Texto
>>>>

“20 DIREITO| NO JAPÃO TAMBÉM DURA LEX SED LEX
21 de março de 2013 · by Marilia Kubota ·
Por Eduardo Mesquita Pereira Alves
A primeira resistência ao estudar o Direito Japonês é a resistência decorrente da visão do Oriente como exótico e absolutamente distante de nossa realidade. No caso do Direito, não existe equívoco maior. O Japão tradicionalmente sempre se se baseou em legislação estrangeira para conformar seu próprio sistema jurídico. Foi assim quando sua fonte de inspiração era a China, do século VI ao século XIV, e foi assim quando no século XIX o país se viu obrigado a se modernizar e “ocidentalizar” suas instituições.
A primeira Constituição Japonesa tinha influências declaradamente prussianas. Com relação a legislação infraconstitucional, sua produção se iniciou com a tradução dos cinco códigos napoleônicos realizada por Mitsukuri Rinsho, que se encarregou não só de traduzir como também de criar neologismos que comportassem os complexos conceitos jurídicos europeus como direitos subjetivos, dever e etc.
Os primeiros Códigos aprovados foram o Penal e de Processo penal em 1880, entrando em vigor em 1882, com influência francesa, e revisados em 1907 passando a se inspirar no Código Penal Alemão. O Código Comercial, elaborado por Roesler, entrou em vigor em 1891, sendo reformado posteriormente em 1899 e 1911, o código de Processo Civil entrou em vigor em 1890 e o Código Civil em 1894. Relevante também a Lei Orgânica dos Tribunais de 1890 elaborado por Otto Rudorff, nos moldes da alemã de 1877, concretizando as promessas japonesas de um sistema de cinco códigos, organizando ainda o Judiciário por meio de lei orgânica, todos submetidos a uma Constituição.
A Influência Europeia permaneceu mesmo após a Ocupação Norte-Americana no pós Segunda Guerra Mundial. Apesar da elaboração da Constituição ter sido comandada pelos Estados Unidos da América, seu molde é Europeu, com muita influência do próprio pensamento jurídico japonês. Além disso, em que pese a tentativa de aproximar o sistema legal infraconstitucional do modelo common law, prevaleceu a tradição europeia, com a manutenção dos antigos códigos e do método de interpretação alemão das leis.
Nessa medida, a fonte de inspiração japonesa foi, assim como ocorreu no Brasil, os sistemas codificados Europeus, o que permanece até hoje. Assim, o sistema japonês é o mesmo civil law adotado em terras brasileiras, muito diferente do common lawutilizado nos Estados Unidos, Grã Bretanha e etc.
A verdade é que essa exotização do oriente acaba gerando um preconceito social e acadêmico em diversas áreas. No campo do Direito, o sistema americano é para o jurista brasileiro algo legitimamente exótico, com foco no costume e precedentes e não em legislação formalmente estabelecida.

<<<<

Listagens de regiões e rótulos
>>>>

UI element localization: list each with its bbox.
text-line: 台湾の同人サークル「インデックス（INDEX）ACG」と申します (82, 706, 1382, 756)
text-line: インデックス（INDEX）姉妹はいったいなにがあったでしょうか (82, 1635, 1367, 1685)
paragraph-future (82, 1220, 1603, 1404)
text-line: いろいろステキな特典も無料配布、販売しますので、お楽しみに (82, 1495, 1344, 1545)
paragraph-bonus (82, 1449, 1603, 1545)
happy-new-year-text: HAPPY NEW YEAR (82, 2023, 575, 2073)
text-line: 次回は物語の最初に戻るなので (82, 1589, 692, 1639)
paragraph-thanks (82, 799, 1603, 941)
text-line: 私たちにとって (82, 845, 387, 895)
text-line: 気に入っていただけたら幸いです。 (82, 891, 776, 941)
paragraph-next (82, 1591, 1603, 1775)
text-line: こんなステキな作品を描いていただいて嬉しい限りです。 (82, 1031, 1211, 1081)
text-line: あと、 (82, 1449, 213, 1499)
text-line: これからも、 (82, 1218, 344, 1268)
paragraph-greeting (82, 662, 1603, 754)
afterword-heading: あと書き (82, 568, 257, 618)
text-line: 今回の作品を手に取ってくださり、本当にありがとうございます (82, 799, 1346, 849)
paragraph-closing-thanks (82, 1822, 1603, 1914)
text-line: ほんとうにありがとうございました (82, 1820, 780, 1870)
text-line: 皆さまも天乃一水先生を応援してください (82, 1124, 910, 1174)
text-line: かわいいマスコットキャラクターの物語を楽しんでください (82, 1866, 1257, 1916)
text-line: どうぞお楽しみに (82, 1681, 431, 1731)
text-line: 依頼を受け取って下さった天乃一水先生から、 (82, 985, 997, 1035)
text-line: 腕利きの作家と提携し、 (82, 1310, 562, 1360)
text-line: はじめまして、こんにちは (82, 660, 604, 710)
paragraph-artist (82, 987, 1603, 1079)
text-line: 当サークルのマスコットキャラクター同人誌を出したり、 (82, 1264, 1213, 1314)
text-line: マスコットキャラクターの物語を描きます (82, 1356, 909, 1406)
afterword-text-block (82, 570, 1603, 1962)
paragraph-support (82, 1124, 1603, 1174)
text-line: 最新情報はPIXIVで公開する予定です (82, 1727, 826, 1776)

<<<<

Tarefas propostas
• a. Transcreva do texto sobre o direito japonês o trecho que vai de "A verdade é" até "legislação formalmente estabelecida.", inclusive.
• b. Responda, com base no texto sobre o direito japonês:
(i) Quem traduziu os cinco códigos napoleônicos?
(ii) Em que ano entrou em vigor o Código Comercial?
(iii) Quem elaborou a Lei Orgânica dos Tribunais de 1890?
• c. Dê sequência ao texto sobre o direito japonês a partir da última frase apresentada.

Respostas
• a.
A verdade é que essa exotização do oriente acaba gerando um preconceito social e acadêmico em diversas áreas. No campo do Direito, o sistema americano é para o jurista brasileiro algo legitimamente exótico, com foco no costume e precedentes e não em legislação formalmente estabelecida.

• b.
(i) Mitsukuri Rinsho.
(ii) Em 1891.
(iii) Otto Rudorff.

• c.
Tudo aquilo que vemos em filmes e séries é uma realidade absolutamente distante da nossa. Mas ainda assim não se questiona (corretamente) em qualquer momento que um estudante ou profissional busque nos EUA pós-graduações, cursos, inspirações. Também pouco se questiona que como opção de política pública importemos legislação de países do common law.
No entanto, quando o estudioso cria interesse pelo Japão enfrenta profunda descrença por se tratar de um país culturalmente tão diferente, geograficamente tão distante, ainda que tenha lá um sistema semelhante e muito comparável. Claro que a descrença começa pois poucos sequer sabem que o civil law é adotado no Japão (e China e tantos outros países asiáticos), mas me pergunto, porque assumimos de forma automática que esses países teriam instituições tão diferentes das nossas?
No caso japonês se pode imaginar que muitos acreditem que seu Direito seja próximo do Americano por conta da ocupação. Mas por experiência própria digo que não, acredita-se que eles simplesmente adotam alguma sistemática peculiar e… exótica.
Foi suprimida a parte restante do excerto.